* _Supplied material_:
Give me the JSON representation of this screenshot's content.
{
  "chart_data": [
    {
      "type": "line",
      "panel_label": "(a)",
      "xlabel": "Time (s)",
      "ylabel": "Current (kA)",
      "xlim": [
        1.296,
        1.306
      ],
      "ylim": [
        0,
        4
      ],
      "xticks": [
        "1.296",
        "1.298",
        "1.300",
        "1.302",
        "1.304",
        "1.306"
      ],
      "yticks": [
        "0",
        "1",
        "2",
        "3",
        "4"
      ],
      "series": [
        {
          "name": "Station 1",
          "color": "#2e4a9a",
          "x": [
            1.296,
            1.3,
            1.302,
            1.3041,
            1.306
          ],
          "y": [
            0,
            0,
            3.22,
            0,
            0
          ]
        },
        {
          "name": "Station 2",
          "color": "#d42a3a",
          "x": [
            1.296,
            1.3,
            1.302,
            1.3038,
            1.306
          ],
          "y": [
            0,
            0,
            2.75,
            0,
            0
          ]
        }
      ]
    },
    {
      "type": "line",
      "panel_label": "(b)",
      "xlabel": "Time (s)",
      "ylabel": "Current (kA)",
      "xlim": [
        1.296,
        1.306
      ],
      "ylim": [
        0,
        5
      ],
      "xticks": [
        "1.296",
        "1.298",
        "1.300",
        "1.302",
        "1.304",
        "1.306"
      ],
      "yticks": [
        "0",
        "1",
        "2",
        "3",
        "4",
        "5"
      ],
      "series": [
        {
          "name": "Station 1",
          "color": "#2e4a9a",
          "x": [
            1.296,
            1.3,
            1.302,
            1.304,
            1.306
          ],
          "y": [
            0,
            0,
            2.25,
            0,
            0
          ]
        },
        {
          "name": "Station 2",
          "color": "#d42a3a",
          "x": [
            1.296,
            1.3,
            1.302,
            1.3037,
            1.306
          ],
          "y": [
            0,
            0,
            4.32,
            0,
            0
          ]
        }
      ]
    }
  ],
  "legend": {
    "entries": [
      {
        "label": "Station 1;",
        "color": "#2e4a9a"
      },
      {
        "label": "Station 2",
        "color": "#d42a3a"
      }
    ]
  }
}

* _Job_: Exact copies of all the records are required.

* _Solution for this exercise_:
Give me the JSON representation of this screenshot's content.
{
  "chart_data": [
    {
      "type": "line",
      "panel_label": "(a)",
      "xlabel": "Time (s)",
      "ylabel": "Current (kA)",
      "xlim": [
        1.296,
        1.306
      ],
      "ylim": [
        0,
        4
      ],
      "xticks": [
        "1.296",
        "1.298",
        "1.300",
        "1.302",
        "1.304",
        "1.306"
      ],
      "yticks": [
        "0",
        "1",
        "2",
        "3",
        "4"
      ],
      "series": [
        {
          "name": "Station 1",
          "color": "#2e4a9a",
          "x": [
            1.296,
            1.3,
            1.302,
            1.3041,
            1.306
          ],
          "y": [
            0,
            0,
            3.22,
            0,
            0
          ]
        },
        {
          "name": "Station 2",
          "color": "#d42a3a",
          "x": [
            1.296,
            1.3,
            1.302,
            1.3038,
            1.306
          ],
          "y": [
            0,
            0,
            2.75,
            0,
            0
          ]
        }
      ]
    },
    {
      "type": "line",
      "panel_label": "(b)",
      "xlabel": "Time (s)",
      "ylabel": "Current (kA)",
      "xlim": [
        1.296,
        1.306
      ],
      "ylim": [
        0,
        5
      ],
      "xticks": [
        "1.296",
        "1.298",
        "1.300",
        "1.302",
        "1.304",
        "1.306"
      ],
      "yticks": [
        "0",
        "1",
        "2",
        "3",
        "4",
        "5"
      ],
      "series": [
        {
          "name": "Station 1",
          "color": "#2e4a9a",
          "x": [
            1.296,
            1.3,
            1.302,
            1.304,
            1.306
          ],
          "y": [
            0,
            0,
            2.25,
            0,
            0
          ]
        },
        {
          "name": "Station 2",
          "color": "#d42a3a",
          "x": [
            1.296,
            1.3,
            1.302,
            1.3037,
            1.306
          ],
          "y": [
            0,
            0,
            4.32,
            0,
            0
          ]
        }
      ]
    }
  ],
  "legend": {
    "entries": [
      {
        "label": "Station 1;",
        "color": "#2e4a9a"
      },
      {
        "label": "Station 2",
        "color": "#d42a3a"
      }
    ]
  }
}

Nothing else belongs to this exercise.